- **Your instructions**:
Rewrite the material below with each "bounding" changed to "enclosing" and everything else kept the same. Leave the pictures out.

- **Records to use**:
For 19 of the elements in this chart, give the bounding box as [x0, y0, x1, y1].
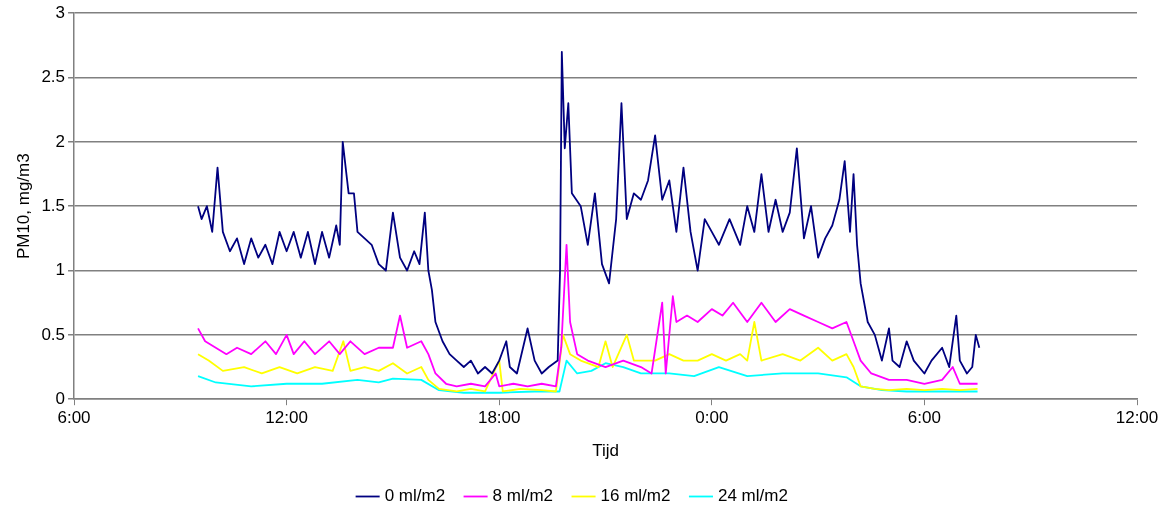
x-axis-title: Tijd: [592, 441, 619, 461]
y-tick-label: 2.5: [41, 67, 66, 87]
y-tick-label: 1.5: [41, 195, 66, 215]
x-tick-label: 12:00: [265, 408, 308, 428]
x-tick-label: 6:00: [907, 408, 941, 428]
legend-label: 8 ml/m2: [492, 486, 554, 506]
legend-label: 0 ml/m2: [384, 486, 446, 506]
y-tick-label: 1: [55, 260, 66, 280]
legend-label: 16 ml/m2: [600, 486, 671, 506]
y-tick-label: 2: [55, 131, 66, 151]
y-tick-label: 3: [55, 2, 66, 22]
x-tick-label: 18:00: [477, 408, 521, 428]
x-tick-label: 0:00: [695, 408, 729, 428]
y-axis-title: PM10, mg/m3: [13, 153, 33, 260]
legend-label: 24 ml/m2: [717, 486, 788, 506]
y-tick-label: 0.5: [41, 324, 66, 344]
x-tick-label: 12:00: [1115, 408, 1159, 428]
x-tick-label: 6:00: [57, 408, 91, 428]
y-tick-label: 0: [55, 388, 66, 408]
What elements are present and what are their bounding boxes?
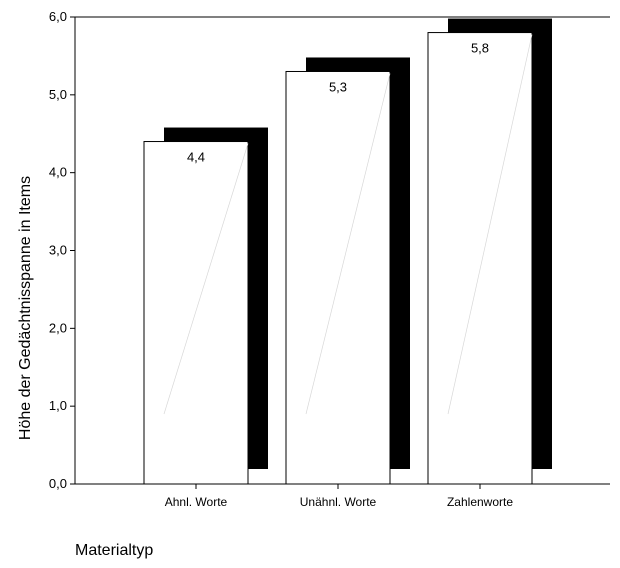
data-label: 4,4	[187, 150, 205, 165]
bar-artifact-line	[447, 34, 533, 415]
x-tick-label: Zahlenworte	[447, 495, 513, 509]
x-tick-label: Ahnl. Worte	[165, 495, 228, 509]
y-tick-label: 2,0	[49, 320, 67, 335]
y-tick-label: 0,0	[49, 476, 67, 491]
x-axis-title: Materialtyp	[75, 542, 153, 559]
bar	[427, 32, 533, 485]
bars: 4,4 5,3 5,8	[143, 18, 552, 485]
y-axis: 0,0 1,0 2,0 3,0 4,0 5,0 6,0	[49, 9, 75, 491]
bar	[285, 70, 391, 485]
x-axis: Ahnl. Worte Unähnl. Worte Zahlenworte	[165, 484, 513, 509]
y-tick-label: 4,0	[49, 165, 67, 180]
y-tick-label: 6,0	[49, 9, 67, 24]
data-label: 5,8	[471, 41, 489, 56]
data-label: 5,3	[329, 79, 347, 94]
x-tick-label: Unähnl. Worte	[300, 495, 377, 509]
y-tick-label: 1,0	[49, 398, 67, 413]
y-axis-title: Höhe der Gedächtnisspanne in Items	[17, 176, 34, 440]
y-tick-label: 3,0	[49, 243, 67, 258]
bar-artifact-line	[163, 143, 249, 415]
y-tick-label: 5,0	[49, 87, 67, 102]
bar-artifact-line	[305, 73, 391, 415]
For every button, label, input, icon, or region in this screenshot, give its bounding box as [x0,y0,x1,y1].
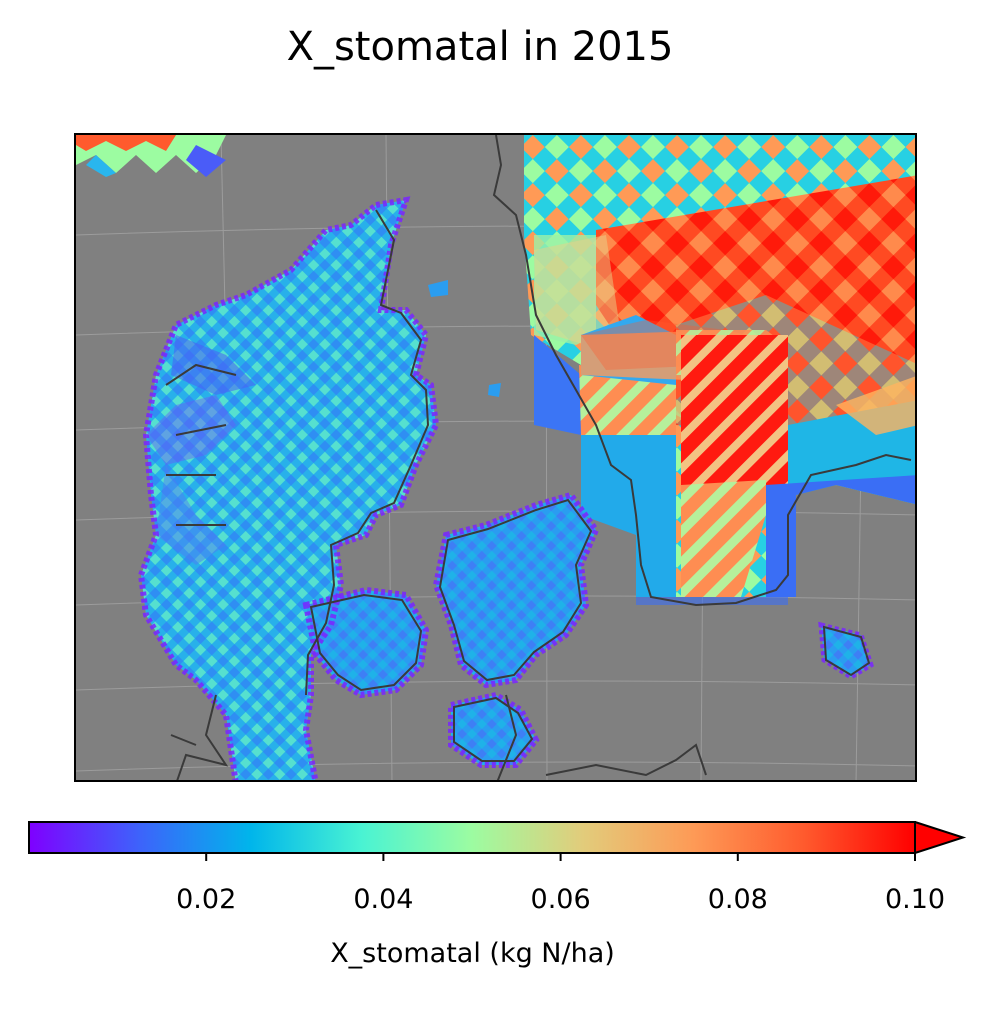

- **Expected output**:
For 19 of the elements in this chart, give the enclosing box as [x0, y0, x1, y1].
x-axis-title: Tijd: [592, 441, 619, 461]
y-tick-label: 2.5: [41, 67, 66, 87]
y-tick-label: 1.5: [41, 195, 66, 215]
x-tick-label: 12:00: [265, 408, 308, 428]
x-tick-label: 6:00: [907, 408, 941, 428]
legend-label: 8 ml/m2: [492, 486, 554, 506]
legend-label: 0 ml/m2: [384, 486, 446, 506]
y-tick-label: 1: [55, 260, 66, 280]
legend-label: 16 ml/m2: [600, 486, 671, 506]
y-tick-label: 2: [55, 131, 66, 151]
y-tick-label: 3: [55, 2, 66, 22]
x-tick-label: 18:00: [477, 408, 521, 428]
x-tick-label: 0:00: [695, 408, 729, 428]
y-axis-title: PM10, mg/m3: [13, 153, 33, 260]
legend-label: 24 ml/m2: [717, 486, 788, 506]
y-tick-label: 0.5: [41, 324, 66, 344]
x-tick-label: 12:00: [1115, 408, 1159, 428]
x-tick-label: 6:00: [57, 408, 91, 428]
y-tick-label: 0: [55, 388, 66, 408]
What elements are present and what are their enclosing boxes?
data-label: 4,4	[187, 150, 205, 165]
bar-artifact-line	[447, 34, 533, 415]
x-tick-label: Zahlenworte	[447, 495, 513, 509]
x-tick-label: Ahnl. Worte	[165, 495, 228, 509]
y-tick-label: 2,0	[49, 320, 67, 335]
y-tick-label: 0,0	[49, 476, 67, 491]
x-axis-title: Materialtyp	[75, 542, 153, 559]
bar	[427, 32, 533, 485]
bars: 4,4 5,3 5,8	[143, 18, 552, 485]
y-axis: 0,0 1,0 2,0 3,0 4,0 5,0 6,0	[49, 9, 75, 491]
bar	[285, 70, 391, 485]
x-axis: Ahnl. Worte Unähnl. Worte Zahlenworte	[165, 484, 513, 509]
y-tick-label: 4,0	[49, 165, 67, 180]
y-tick-label: 6,0	[49, 9, 67, 24]
data-label: 5,8	[471, 41, 489, 56]
data-label: 5,3	[329, 79, 347, 94]
x-tick-label: Unähnl. Worte	[300, 495, 377, 509]
y-tick-label: 1,0	[49, 398, 67, 413]
y-axis-title: Höhe der Gedächtnisspanne in Items	[17, 176, 34, 440]
y-tick-label: 3,0	[49, 243, 67, 258]
bar-artifact-line	[163, 143, 249, 415]
y-tick-label: 5,0	[49, 87, 67, 102]
bar-artifact-line	[305, 73, 391, 415]
For every button, label, input, icon, or region in this screenshot, give its enclosing box as [x0,y0,x1,y1].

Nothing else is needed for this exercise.